Figure collection entries:
++++++++++

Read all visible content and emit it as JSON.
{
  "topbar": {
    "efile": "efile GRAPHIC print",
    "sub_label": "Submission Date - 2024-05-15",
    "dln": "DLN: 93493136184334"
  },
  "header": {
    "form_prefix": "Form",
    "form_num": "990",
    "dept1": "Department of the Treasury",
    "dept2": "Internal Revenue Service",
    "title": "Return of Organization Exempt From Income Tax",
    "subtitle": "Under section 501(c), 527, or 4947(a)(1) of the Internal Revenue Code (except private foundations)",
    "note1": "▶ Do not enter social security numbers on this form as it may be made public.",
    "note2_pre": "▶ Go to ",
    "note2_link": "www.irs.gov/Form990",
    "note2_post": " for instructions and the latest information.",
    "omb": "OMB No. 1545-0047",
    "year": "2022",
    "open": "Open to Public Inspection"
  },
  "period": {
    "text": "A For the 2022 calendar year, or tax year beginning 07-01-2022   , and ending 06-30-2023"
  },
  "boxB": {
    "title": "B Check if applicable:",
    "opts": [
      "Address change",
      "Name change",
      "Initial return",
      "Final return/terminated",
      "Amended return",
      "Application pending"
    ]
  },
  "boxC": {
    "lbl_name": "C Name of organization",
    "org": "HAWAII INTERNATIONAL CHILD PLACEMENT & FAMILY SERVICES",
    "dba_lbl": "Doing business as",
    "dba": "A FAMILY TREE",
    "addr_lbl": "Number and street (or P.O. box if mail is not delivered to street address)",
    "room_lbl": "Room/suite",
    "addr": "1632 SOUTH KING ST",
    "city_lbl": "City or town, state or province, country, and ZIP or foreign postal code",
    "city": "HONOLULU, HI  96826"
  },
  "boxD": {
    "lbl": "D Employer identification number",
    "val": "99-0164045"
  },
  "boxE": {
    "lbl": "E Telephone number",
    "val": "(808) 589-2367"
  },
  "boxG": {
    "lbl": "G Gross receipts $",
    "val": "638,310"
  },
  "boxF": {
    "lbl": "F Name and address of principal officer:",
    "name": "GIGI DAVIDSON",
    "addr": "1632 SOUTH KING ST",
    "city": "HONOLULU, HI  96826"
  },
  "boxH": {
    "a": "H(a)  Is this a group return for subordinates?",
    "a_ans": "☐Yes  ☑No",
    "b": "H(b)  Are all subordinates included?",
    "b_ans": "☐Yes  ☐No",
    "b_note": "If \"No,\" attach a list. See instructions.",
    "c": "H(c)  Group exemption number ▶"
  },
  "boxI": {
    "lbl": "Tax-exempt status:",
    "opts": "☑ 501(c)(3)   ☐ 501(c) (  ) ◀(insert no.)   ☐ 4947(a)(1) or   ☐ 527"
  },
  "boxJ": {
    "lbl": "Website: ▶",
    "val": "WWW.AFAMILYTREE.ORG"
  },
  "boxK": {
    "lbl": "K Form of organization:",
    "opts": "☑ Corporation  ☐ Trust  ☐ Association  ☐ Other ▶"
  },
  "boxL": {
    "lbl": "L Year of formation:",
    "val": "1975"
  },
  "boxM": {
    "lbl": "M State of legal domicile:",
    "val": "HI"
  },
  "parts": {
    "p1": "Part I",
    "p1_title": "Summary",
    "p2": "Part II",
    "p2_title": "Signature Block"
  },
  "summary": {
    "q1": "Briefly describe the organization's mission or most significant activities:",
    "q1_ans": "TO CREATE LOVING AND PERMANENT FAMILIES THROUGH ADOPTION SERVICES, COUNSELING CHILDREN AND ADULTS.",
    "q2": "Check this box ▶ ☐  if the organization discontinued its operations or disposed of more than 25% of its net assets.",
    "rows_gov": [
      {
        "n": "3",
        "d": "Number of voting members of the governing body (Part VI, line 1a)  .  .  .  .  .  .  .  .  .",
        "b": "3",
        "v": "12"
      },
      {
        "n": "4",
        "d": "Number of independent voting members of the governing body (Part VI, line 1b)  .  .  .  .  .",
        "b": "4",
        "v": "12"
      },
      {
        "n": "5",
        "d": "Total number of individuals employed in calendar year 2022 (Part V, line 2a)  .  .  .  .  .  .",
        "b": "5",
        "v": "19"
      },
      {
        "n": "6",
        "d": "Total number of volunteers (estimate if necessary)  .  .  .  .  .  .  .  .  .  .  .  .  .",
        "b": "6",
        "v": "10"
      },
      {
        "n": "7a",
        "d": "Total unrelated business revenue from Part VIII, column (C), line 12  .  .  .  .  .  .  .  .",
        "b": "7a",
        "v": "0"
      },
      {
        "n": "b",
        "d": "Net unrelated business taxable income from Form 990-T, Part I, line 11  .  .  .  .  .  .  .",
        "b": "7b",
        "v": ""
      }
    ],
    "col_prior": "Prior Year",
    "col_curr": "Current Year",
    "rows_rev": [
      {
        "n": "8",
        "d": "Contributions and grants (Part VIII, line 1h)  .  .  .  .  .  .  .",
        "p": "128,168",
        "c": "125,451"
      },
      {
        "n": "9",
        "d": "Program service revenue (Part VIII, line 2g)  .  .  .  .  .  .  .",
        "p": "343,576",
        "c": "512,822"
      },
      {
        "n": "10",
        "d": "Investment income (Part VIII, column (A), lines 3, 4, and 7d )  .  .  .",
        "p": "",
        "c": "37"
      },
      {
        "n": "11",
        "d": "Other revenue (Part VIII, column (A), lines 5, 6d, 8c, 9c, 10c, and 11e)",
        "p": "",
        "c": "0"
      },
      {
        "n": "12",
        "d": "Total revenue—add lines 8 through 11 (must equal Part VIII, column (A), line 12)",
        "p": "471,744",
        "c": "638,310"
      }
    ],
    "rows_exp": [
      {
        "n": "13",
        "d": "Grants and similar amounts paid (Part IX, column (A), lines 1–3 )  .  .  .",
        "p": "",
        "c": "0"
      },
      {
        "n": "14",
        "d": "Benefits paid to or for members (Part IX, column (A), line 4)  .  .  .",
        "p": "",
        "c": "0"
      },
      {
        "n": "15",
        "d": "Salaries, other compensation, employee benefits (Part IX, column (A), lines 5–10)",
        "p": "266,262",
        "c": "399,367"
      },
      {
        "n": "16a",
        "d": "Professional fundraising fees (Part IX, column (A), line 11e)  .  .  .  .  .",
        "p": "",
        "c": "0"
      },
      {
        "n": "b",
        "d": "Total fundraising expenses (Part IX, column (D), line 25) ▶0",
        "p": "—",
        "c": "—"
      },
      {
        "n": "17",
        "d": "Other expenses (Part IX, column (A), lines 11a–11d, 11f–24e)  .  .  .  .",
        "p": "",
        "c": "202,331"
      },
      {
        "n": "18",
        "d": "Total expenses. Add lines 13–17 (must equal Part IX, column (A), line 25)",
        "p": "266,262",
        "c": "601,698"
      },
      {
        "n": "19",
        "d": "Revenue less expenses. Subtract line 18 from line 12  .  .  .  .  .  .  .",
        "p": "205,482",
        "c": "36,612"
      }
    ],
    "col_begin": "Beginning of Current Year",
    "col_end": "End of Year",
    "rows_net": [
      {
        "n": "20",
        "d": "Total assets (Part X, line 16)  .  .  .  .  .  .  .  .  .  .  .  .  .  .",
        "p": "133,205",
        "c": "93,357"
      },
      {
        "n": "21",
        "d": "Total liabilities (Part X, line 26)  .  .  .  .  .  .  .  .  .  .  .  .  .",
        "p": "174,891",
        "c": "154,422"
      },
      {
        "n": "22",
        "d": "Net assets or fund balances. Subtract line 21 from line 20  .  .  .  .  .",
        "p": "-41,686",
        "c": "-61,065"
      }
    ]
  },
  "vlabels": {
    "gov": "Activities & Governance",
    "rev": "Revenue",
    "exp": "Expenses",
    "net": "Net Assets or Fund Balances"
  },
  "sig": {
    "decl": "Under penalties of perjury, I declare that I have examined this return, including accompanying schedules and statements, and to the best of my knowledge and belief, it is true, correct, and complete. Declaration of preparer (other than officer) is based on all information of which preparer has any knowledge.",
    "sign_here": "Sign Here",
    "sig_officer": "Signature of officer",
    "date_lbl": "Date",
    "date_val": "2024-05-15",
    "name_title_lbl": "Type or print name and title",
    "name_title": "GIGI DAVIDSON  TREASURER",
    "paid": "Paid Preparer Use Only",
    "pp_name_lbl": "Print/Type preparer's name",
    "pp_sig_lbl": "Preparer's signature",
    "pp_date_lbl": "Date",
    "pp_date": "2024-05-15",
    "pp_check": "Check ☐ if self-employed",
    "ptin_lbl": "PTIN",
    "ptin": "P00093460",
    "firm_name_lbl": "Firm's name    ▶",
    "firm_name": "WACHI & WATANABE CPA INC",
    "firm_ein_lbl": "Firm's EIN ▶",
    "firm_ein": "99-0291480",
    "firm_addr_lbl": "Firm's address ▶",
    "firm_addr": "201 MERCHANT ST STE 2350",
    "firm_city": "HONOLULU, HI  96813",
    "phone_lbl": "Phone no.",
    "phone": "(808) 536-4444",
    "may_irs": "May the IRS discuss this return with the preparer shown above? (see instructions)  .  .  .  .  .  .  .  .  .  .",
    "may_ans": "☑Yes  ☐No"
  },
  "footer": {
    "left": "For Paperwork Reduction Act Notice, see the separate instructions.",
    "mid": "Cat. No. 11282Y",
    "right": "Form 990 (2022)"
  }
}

++++++++++

TASK OBJECTIVE: Extract every line from the records above that contains the word "officer".

OUTPUT FOR THIS EXERCISE:
    "lbl": "F Name and address of principal officer:",
    "decl": "Under penalties of perjury, I declare that I have examined this return, including accompanying schedules and statements, and to the best of my knowledge and belief, it is true, correct, and complete. Declaration of preparer (other than officer) is based on all information of which preparer has any knowledge.",
    "sig_officer": "Signature of officer",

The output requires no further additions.